> **Task data**:
---*---
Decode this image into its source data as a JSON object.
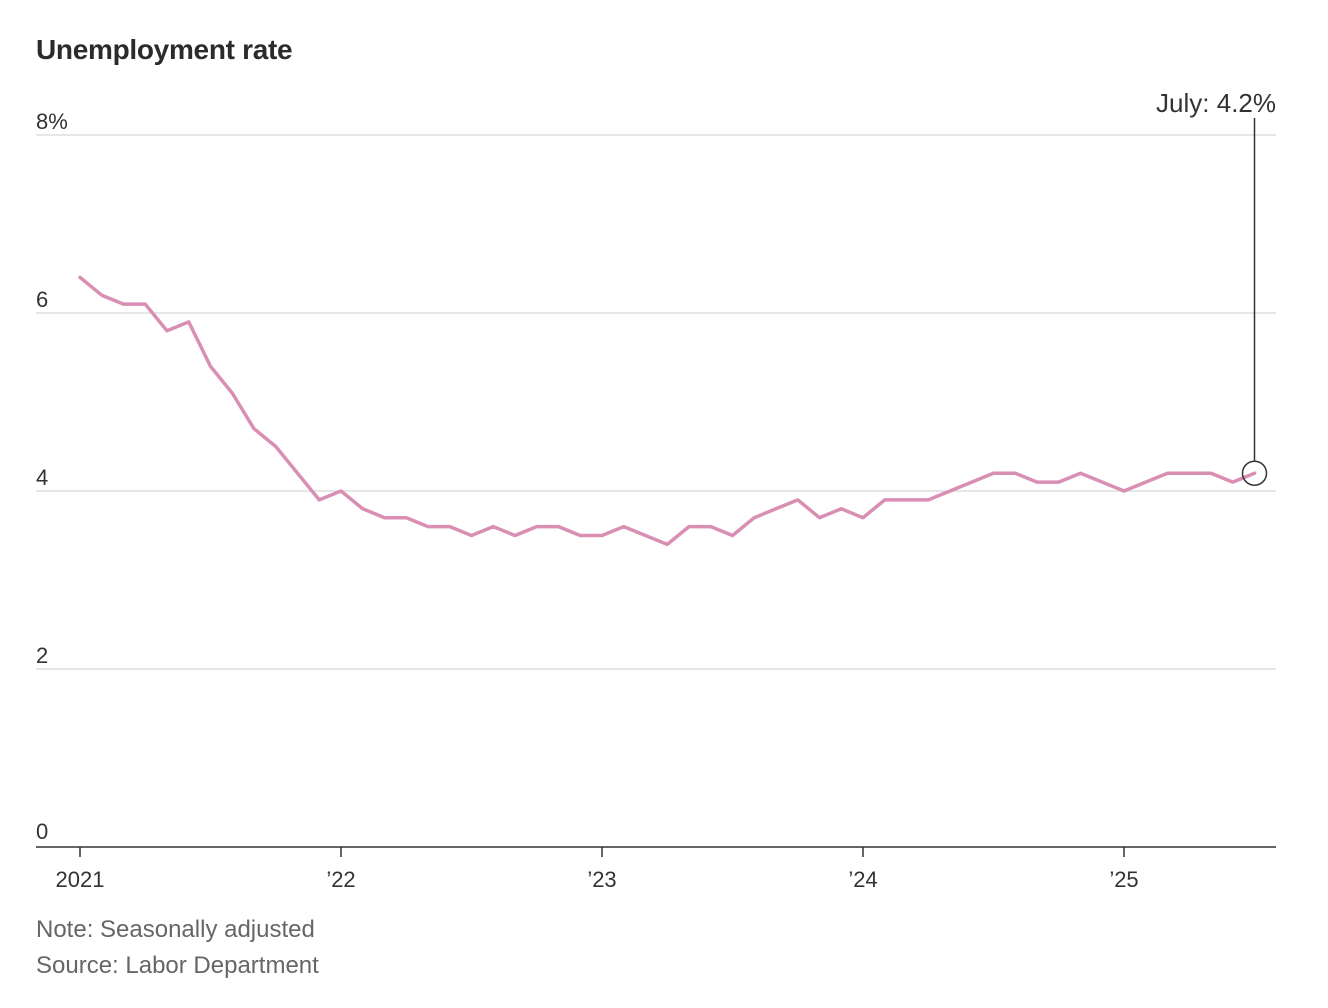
{
  "chart_data": {
    "type": "line",
    "title": "Unemployment rate",
    "series": [
      {
        "name": "Unemployment rate",
        "color": "#d98fb3",
        "x": [
          "2021-01",
          "2021-02",
          "2021-03",
          "2021-04",
          "2021-05",
          "2021-06",
          "2021-07",
          "2021-08",
          "2021-09",
          "2021-10",
          "2021-11",
          "2021-12",
          "2022-01",
          "2022-02",
          "2022-03",
          "2022-04",
          "2022-05",
          "2022-06",
          "2022-07",
          "2022-08",
          "2022-09",
          "2022-10",
          "2022-11",
          "2022-12",
          "2023-01",
          "2023-02",
          "2023-03",
          "2023-04",
          "2023-05",
          "2023-06",
          "2023-07",
          "2023-08",
          "2023-09",
          "2023-10",
          "2023-11",
          "2023-12",
          "2024-01",
          "2024-02",
          "2024-03",
          "2024-04",
          "2024-05",
          "2024-06",
          "2024-07",
          "2024-08",
          "2024-09",
          "2024-10",
          "2024-11",
          "2024-12",
          "2025-01",
          "2025-02",
          "2025-03",
          "2025-04",
          "2025-05",
          "2025-06",
          "2025-07"
        ],
        "values": [
          6.4,
          6.2,
          6.1,
          6.1,
          5.8,
          5.9,
          5.4,
          5.1,
          4.7,
          4.5,
          4.2,
          3.9,
          4.0,
          3.8,
          3.7,
          3.7,
          3.6,
          3.6,
          3.5,
          3.6,
          3.5,
          3.6,
          3.6,
          3.5,
          3.5,
          3.6,
          3.5,
          3.4,
          3.6,
          3.6,
          3.5,
          3.7,
          3.8,
          3.9,
          3.7,
          3.8,
          3.7,
          3.9,
          3.9,
          3.9,
          4.0,
          4.1,
          4.2,
          4.2,
          4.1,
          4.1,
          4.2,
          4.1,
          4.0,
          4.1,
          4.2,
          4.2,
          4.2,
          4.1,
          4.2
        ]
      }
    ],
    "y_ticks": [
      {
        "value": 8,
        "label": "8%"
      },
      {
        "value": 6,
        "label": "6"
      },
      {
        "value": 4,
        "label": "4"
      },
      {
        "value": 2,
        "label": "2"
      },
      {
        "value": 0,
        "label": "0"
      }
    ],
    "x_ticks": [
      {
        "x": "2021-01",
        "label": "2021"
      },
      {
        "x": "2022-01",
        "label": "’22"
      },
      {
        "x": "2023-01",
        "label": "’23"
      },
      {
        "x": "2024-01",
        "label": "’24"
      },
      {
        "x": "2025-01",
        "label": "’25"
      }
    ],
    "ylim": [
      0,
      8
    ],
    "grid": true,
    "annotation": {
      "x": "2025-07",
      "value": 4.2,
      "label": "July: 4.2%"
    },
    "note": "Note: Seasonally adjusted",
    "source": "Source: Labor Department",
    "colors": {
      "line": "#d98fb3",
      "grid": "#dddddd",
      "axis": "#333333",
      "annotation": "#333333"
    }
  }
}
---*---
> **Exercise requirements**: Across the entries, how many lines hold the word "Unemployment"? Say only the number.

> **Solution**: 2